__WHAT THIS TASK INVOLVES__:
Word for word, transcribe the lines below and drop the pictures.

[Dataset items]
** start **
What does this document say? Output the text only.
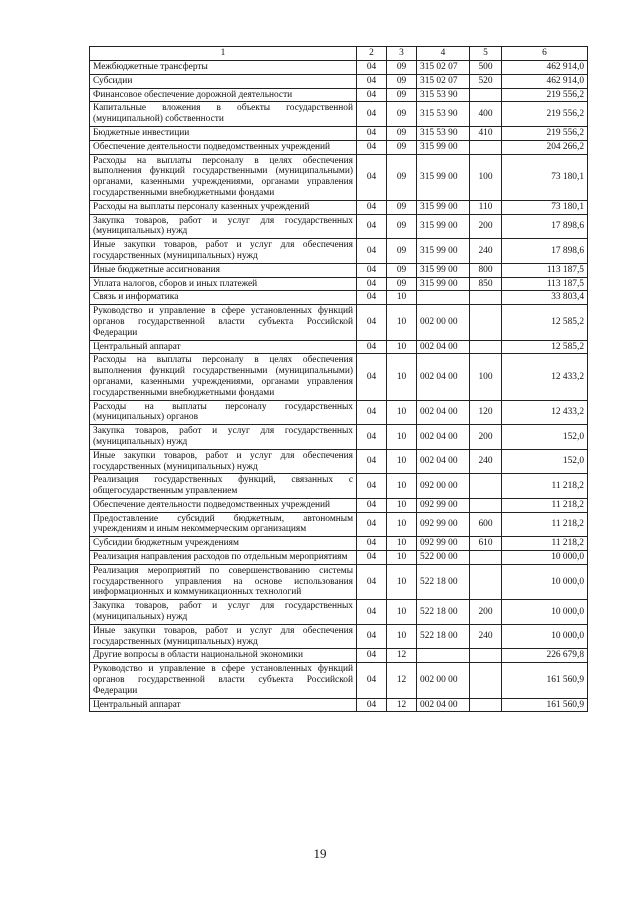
1	2	3	4	5	6
Межбюджетные трансферты	04	09	315 02 07	500	462 914,0
Субсидии	04	09	315 02 07	520	462 914,0
Финансовое обеспечение дорожной деятельности	04	09	315 53 90		219 556,2
Капитальные вложения в объекты государственной (муниципальной) собственности	04	09	315 53 90	400	219 556,2
Бюджетные инвестиции	04	09	315 53 90	410	219 556,2
Обеспечение деятельности подведомственных учреждений	04	09	315 99 00		204 266,2
Расходы на выплаты персоналу в целях обеспечения выполнения функций государственными (муниципальными) органами, казенными учреждениями, органами управления государственными внебюджетными фондами	04	09	315 99 00	100	73 180,1
Расходы на выплаты персоналу казенных учреждений	04	09	315 99 00	110	73 180,1
Закупка товаров, работ и услуг для государственных (муниципальных) нужд	04	09	315 99 00	200	17 898,6
Иные закупки товаров, работ и услуг для обеспечения государственных (муниципальных) нужд	04	09	315 99 00	240	17 898,6
Иные бюджетные ассигнования	04	09	315 99 00	800	113 187,5
Уплата налогов, сборов и иных платежей	04	09	315 99 00	850	113 187,5
Связь и информатика	04	10			33 803,4
Руководство и управление в сфере установленных функций органов государственной власти субъекта Российской Федерации	04	10	002 00 00		12 585,2
Центральный аппарат	04	10	002 04 00		12 585,2
Расходы на выплаты персоналу в целях обеспечения выполнения функций государственными (муниципальными) органами, казенными учреждениями, органами управления государственными внебюджетными фондами	04	10	002 04 00	100	12 433,2
Расходы на выплаты персоналу государственных (муниципальных) органов	04	10	002 04 00	120	12 433,2
Закупка товаров, работ и услуг для государственных (муниципальных) нужд	04	10	002 04 00	200	152,0
Иные закупки товаров, работ и услуг для обеспечения государственных (муниципальных) нужд	04	10	002 04 00	240	152,0
Реализация государственных функций, связанных с общегосударственным управлением	04	10	092 00 00		11 218,2
Обеспечение деятельности подведомственных учреждений	04	10	092 99 00		11 218,2
Предоставление субсидий бюджетным, автономным учреждениям и иным некоммерческим организациям	04	10	092 99 00	600	11 218,2
Субсидии бюджетным учреждениям	04	10	092 99 00	610	11 218,2
Реализация направления расходов по отдельным мероприятиям	04	10	522 00 00		10 000,0
Реализация мероприятий по совершенствованию системы государственного управления на основе использования информационных и коммуникационных технологий	04	10	522 18 00		10 000,0
Закупка товаров, работ и услуг для государственных (муниципальных) нужд	04	10	522 18 00	200	10 000,0
Иные закупки товаров, работ и услуг для обеспечения государственных (муниципальных) нужд	04	10	522 18 00	240	10 000,0
Другие вопросы в области национальной экономики	04	12			226 679,8
Руководство и управление в сфере установленных функций органов государственной власти субъекта Российской Федерации	04	12	002 00 00		161 560,9
Центральный аппарат	04	12	002 04 00		161 560,9
19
** end **
__SOLUTION FOR THIS PROBLEM__:
What does this document say? Output the text only.
1	2	3	4	5	6
Межбюджетные трансферты	04	09	315 02 07	500	462 914,0
Субсидии	04	09	315 02 07	520	462 914,0
Финансовое обеспечение дорожной деятельности	04	09	315 53 90		219 556,2
Капитальные вложения в объекты государственной (муниципальной) собственности	04	09	315 53 90	400	219 556,2
Бюджетные инвестиции	04	09	315 53 90	410	219 556,2
Обеспечение деятельности подведомственных учреждений	04	09	315 99 00		204 266,2
Расходы на выплаты персоналу в целях обеспечения выполнения функций государственными (муниципальными) органами, казенными учреждениями, органами управления государственными внебюджетными фондами	04	09	315 99 00	100	73 180,1
Расходы на выплаты персоналу казенных учреждений	04	09	315 99 00	110	73 180,1
Закупка товаров, работ и услуг для государственных (муниципальных) нужд	04	09	315 99 00	200	17 898,6
Иные закупки товаров, работ и услуг для обеспечения государственных (муниципальных) нужд	04	09	315 99 00	240	17 898,6
Иные бюджетные ассигнования	04	09	315 99 00	800	113 187,5
Уплата налогов, сборов и иных платежей	04	09	315 99 00	850	113 187,5
Связь и информатика	04	10			33 803,4
Руководство и управление в сфере установленных функций органов государственной власти субъекта Российской Федерации	04	10	002 00 00		12 585,2
Центральный аппарат	04	10	002 04 00		12 585,2
Расходы на выплаты персоналу в целях обеспечения выполнения функций государственными (муниципальными) органами, казенными учреждениями, органами управления государственными внебюджетными фондами	04	10	002 04 00	100	12 433,2
Расходы на выплаты персоналу государственных (муниципальных) органов	04	10	002 04 00	120	12 433,2
Закупка товаров, работ и услуг для государственных (муниципальных) нужд	04	10	002 04 00	200	152,0
Иные закупки товаров, работ и услуг для обеспечения государственных (муниципальных) нужд	04	10	002 04 00	240	152,0
Реализация государственных функций, связанных с общегосударственным управлением	04	10	092 00 00		11 218,2
Обеспечение деятельности подведомственных учреждений	04	10	092 99 00		11 218,2
Предоставление субсидий бюджетным, автономным учреждениям и иным некоммерческим организациям	04	10	092 99 00	600	11 218,2
Субсидии бюджетным учреждениям	04	10	092 99 00	610	11 218,2
Реализация направления расходов по отдельным мероприятиям	04	10	522 00 00		10 000,0
Реализация мероприятий по совершенствованию системы государственного управления на основе использования информационных и коммуникационных технологий	04	10	522 18 00		10 000,0
Закупка товаров, работ и услуг для государственных (муниципальных) нужд	04	10	522 18 00	200	10 000,0
Иные закупки товаров, работ и услуг для обеспечения государственных (муниципальных) нужд	04	10	522 18 00	240	10 000,0
Другие вопросы в области национальной экономики	04	12			226 679,8
Руководство и управление в сфере установленных функций органов государственной власти субъекта Российской Федерации	04	12	002 00 00		161 560,9
Центральный аппарат	04	12	002 04 00		161 560,9
19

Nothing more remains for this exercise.